SHORT PROBLEM: Track down every line below that holds "Container" and copy it.

═══

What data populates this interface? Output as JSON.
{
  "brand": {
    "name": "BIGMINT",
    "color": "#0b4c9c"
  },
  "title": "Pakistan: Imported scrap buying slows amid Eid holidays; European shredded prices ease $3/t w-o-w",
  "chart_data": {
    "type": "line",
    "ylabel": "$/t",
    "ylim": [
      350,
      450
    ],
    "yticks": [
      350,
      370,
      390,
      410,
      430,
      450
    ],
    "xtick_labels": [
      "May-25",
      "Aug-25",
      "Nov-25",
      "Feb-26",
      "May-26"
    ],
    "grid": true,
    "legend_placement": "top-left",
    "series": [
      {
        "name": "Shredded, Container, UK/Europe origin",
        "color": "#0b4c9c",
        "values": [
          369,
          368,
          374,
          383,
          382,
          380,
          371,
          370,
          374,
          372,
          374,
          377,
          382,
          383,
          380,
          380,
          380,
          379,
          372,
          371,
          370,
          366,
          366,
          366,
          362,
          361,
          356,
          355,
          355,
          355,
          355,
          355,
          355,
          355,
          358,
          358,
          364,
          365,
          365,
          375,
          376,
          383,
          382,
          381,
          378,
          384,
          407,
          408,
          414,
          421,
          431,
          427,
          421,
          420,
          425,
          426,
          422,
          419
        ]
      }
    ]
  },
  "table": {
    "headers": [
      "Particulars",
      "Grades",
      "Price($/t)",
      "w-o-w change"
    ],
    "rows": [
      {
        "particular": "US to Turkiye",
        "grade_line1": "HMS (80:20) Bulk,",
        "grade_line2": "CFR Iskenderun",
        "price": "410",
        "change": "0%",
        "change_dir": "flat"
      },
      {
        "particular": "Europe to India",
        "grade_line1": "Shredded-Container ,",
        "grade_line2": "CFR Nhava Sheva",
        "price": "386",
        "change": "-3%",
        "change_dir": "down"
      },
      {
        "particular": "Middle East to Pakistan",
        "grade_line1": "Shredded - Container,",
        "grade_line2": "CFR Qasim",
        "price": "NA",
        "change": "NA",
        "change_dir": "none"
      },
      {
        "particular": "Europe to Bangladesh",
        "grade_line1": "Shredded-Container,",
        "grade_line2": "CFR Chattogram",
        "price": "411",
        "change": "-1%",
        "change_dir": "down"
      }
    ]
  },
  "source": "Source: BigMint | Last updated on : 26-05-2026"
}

═══

TASK ANSWER:
        "name": "Shredded, Container, UK/Europe origin",
        "grade_line1": "Shredded-Container ,",
        "grade_line1": "Shredded - Container,",
        "grade_line1": "Shredded-Container,",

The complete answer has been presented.